== INPUT FOR THIS TASK ==
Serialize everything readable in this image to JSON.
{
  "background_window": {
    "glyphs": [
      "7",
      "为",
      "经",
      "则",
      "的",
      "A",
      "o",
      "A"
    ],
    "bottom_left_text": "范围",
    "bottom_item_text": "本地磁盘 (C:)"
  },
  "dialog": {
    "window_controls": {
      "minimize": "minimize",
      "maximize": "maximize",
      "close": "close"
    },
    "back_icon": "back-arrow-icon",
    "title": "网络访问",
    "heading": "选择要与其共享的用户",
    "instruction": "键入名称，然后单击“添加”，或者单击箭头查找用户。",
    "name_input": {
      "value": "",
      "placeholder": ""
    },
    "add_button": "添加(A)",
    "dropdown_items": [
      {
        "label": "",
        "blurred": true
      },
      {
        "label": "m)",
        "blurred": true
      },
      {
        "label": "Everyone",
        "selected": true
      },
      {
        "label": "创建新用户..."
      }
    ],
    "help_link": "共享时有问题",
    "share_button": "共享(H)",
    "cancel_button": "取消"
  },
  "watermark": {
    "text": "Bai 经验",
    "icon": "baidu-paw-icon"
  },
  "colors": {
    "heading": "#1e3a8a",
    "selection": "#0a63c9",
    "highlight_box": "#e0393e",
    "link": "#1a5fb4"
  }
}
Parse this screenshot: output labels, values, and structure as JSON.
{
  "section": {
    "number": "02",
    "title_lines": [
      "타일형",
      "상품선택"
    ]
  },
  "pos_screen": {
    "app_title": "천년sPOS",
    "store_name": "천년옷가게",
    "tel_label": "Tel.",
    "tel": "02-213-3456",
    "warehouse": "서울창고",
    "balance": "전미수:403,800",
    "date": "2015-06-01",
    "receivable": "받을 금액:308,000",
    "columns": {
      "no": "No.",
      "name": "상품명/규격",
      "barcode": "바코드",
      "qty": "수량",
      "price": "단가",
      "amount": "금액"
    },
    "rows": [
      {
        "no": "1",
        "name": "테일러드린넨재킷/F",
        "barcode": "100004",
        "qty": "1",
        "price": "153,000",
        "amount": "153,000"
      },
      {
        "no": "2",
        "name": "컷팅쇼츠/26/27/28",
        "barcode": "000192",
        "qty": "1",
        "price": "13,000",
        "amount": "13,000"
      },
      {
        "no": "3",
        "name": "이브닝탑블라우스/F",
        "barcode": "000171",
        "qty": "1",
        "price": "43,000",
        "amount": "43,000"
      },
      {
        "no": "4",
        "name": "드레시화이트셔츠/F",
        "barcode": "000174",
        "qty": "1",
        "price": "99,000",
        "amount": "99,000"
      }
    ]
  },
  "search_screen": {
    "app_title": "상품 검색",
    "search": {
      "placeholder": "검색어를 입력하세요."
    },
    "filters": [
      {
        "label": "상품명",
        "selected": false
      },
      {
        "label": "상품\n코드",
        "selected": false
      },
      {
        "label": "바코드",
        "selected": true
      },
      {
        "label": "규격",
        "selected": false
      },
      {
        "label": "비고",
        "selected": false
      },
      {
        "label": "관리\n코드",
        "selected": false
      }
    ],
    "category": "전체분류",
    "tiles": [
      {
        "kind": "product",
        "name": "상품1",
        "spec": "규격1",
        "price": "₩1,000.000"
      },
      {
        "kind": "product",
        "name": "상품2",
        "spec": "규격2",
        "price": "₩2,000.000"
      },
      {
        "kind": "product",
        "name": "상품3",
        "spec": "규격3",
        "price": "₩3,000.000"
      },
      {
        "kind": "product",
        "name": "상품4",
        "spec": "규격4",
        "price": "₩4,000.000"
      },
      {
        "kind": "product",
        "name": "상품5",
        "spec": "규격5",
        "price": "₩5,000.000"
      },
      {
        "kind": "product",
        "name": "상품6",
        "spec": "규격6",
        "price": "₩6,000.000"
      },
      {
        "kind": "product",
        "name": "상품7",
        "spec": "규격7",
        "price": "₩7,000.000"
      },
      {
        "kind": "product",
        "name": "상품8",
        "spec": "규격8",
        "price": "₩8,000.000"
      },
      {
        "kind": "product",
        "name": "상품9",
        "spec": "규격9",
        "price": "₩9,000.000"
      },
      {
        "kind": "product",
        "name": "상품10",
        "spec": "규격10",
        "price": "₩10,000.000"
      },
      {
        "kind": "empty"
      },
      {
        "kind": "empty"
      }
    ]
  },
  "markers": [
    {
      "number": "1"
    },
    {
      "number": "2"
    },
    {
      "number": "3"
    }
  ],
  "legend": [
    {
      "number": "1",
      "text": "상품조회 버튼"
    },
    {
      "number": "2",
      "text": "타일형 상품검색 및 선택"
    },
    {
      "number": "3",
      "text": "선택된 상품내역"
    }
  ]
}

== TASK BRIEF ==
Give the listing again, word for word.

== OUTPUT ==
Serialize everything readable in this image to JSON.
{
  "background_window": {
    "glyphs": [
      "7",
      "为",
      "经",
      "则",
      "的",
      "A",
      "o",
      "A"
    ],
    "bottom_left_text": "范围",
    "bottom_item_text": "本地磁盘 (C:)"
  },
  "dialog": {
    "window_controls": {
      "minimize": "minimize",
      "maximize": "maximize",
      "close": "close"
    },
    "back_icon": "back-arrow-icon",
    "title": "网络访问",
    "heading": "选择要与其共享的用户",
    "instruction": "键入名称，然后单击“添加”，或者单击箭头查找用户。",
    "name_input": {
      "value": "",
      "placeholder": ""
    },
    "add_button": "添加(A)",
    "dropdown_items": [
      {
        "label": "",
        "blurred": true
      },
      {
        "label": "m)",
        "blurred": true
      },
      {
        "label": "Everyone",
        "selected": true
      },
      {
        "label": "创建新用户..."
      }
    ],
    "help_link": "共享时有问题",
    "share_button": "共享(H)",
    "cancel_button": "取消"
  },
  "watermark": {
    "text": "Bai 经验",
    "icon": "baidu-paw-icon"
  },
  "colors": {
    "heading": "#1e3a8a",
    "selection": "#0a63c9",
    "highlight_box": "#e0393e",
    "link": "#1a5fb4"
  }
}
Parse this screenshot: output labels, values, and structure as JSON.
{
  "section": {
    "number": "02",
    "title_lines": [
      "타일형",
      "상품선택"
    ]
  },
  "pos_screen": {
    "app_title": "천년sPOS",
    "store_name": "천년옷가게",
    "tel_label": "Tel.",
    "tel": "02-213-3456",
    "warehouse": "서울창고",
    "balance": "전미수:403,800",
    "date": "2015-06-01",
    "receivable": "받을 금액:308,000",
    "columns": {
      "no": "No.",
      "name": "상품명/규격",
      "barcode": "바코드",
      "qty": "수량",
      "price": "단가",
      "amount": "금액"
    },
    "rows": [
      {
        "no": "1",
        "name": "테일러드린넨재킷/F",
        "barcode": "100004",
        "qty": "1",
        "price": "153,000",
        "amount": "153,000"
      },
      {
        "no": "2",
        "name": "컷팅쇼츠/26/27/28",
        "barcode": "000192",
        "qty": "1",
        "price": "13,000",
        "amount": "13,000"
      },
      {
        "no": "3",
        "name": "이브닝탑블라우스/F",
        "barcode": "000171",
        "qty": "1",
        "price": "43,000",
        "amount": "43,000"
      },
      {
        "no": "4",
        "name": "드레시화이트셔츠/F",
        "barcode": "000174",
        "qty": "1",
        "price": "99,000",
        "amount": "99,000"
      }
    ]
  },
  "search_screen": {
    "app_title": "상품 검색",
    "search": {
      "placeholder": "검색어를 입력하세요."
    },
    "filters": [
      {
        "label": "상품명",
        "selected": false
      },
      {
        "label": "상품\n코드",
        "selected": false
      },
      {
        "label": "바코드",
        "selected": true
      },
      {
        "label": "규격",
        "selected": false
      },
      {
        "label": "비고",
        "selected": false
      },
      {
        "label": "관리\n코드",
        "selected": false
      }
    ],
    "category": "전체분류",
    "tiles": [
      {
        "kind": "product",
        "name": "상품1",
        "spec": "규격1",
        "price": "₩1,000.000"
      },
      {
        "kind": "product",
        "name": "상품2",
        "spec": "규격2",
        "price": "₩2,000.000"
      },
      {
        "kind": "product",
        "name": "상품3",
        "spec": "규격3",
        "price": "₩3,000.000"
      },
      {
        "kind": "product",
        "name": "상품4",
        "spec": "규격4",
        "price": "₩4,000.000"
      },
      {
        "kind": "product",
        "name": "상품5",
        "spec": "규격5",
        "price": "₩5,000.000"
      },
      {
        "kind": "product",
        "name": "상품6",
        "spec": "규격6",
        "price": "₩6,000.000"
      },
      {
        "kind": "product",
        "name": "상품7",
        "spec": "규격7",
        "price": "₩7,000.000"
      },
      {
        "kind": "product",
        "name": "상품8",
        "spec": "규격8",
        "price": "₩8,000.000"
      },
      {
        "kind": "product",
        "name": "상품9",
        "spec": "규격9",
        "price": "₩9,000.000"
      },
      {
        "kind": "product",
        "name": "상품10",
        "spec": "규격10",
        "price": "₩10,000.000"
      },
      {
        "kind": "empty"
      },
      {
        "kind": "empty"
      }
    ]
  },
  "markers": [
    {
      "number": "1"
    },
    {
      "number": "2"
    },
    {
      "number": "3"
    }
  ],
  "legend": [
    {
      "number": "1",
      "text": "상품조회 버튼"
    },
    {
      "number": "2",
      "text": "타일형 상품검색 및 선택"
    },
    {
      "number": "3",
      "text": "선택된 상품내역"
    }
  ]
}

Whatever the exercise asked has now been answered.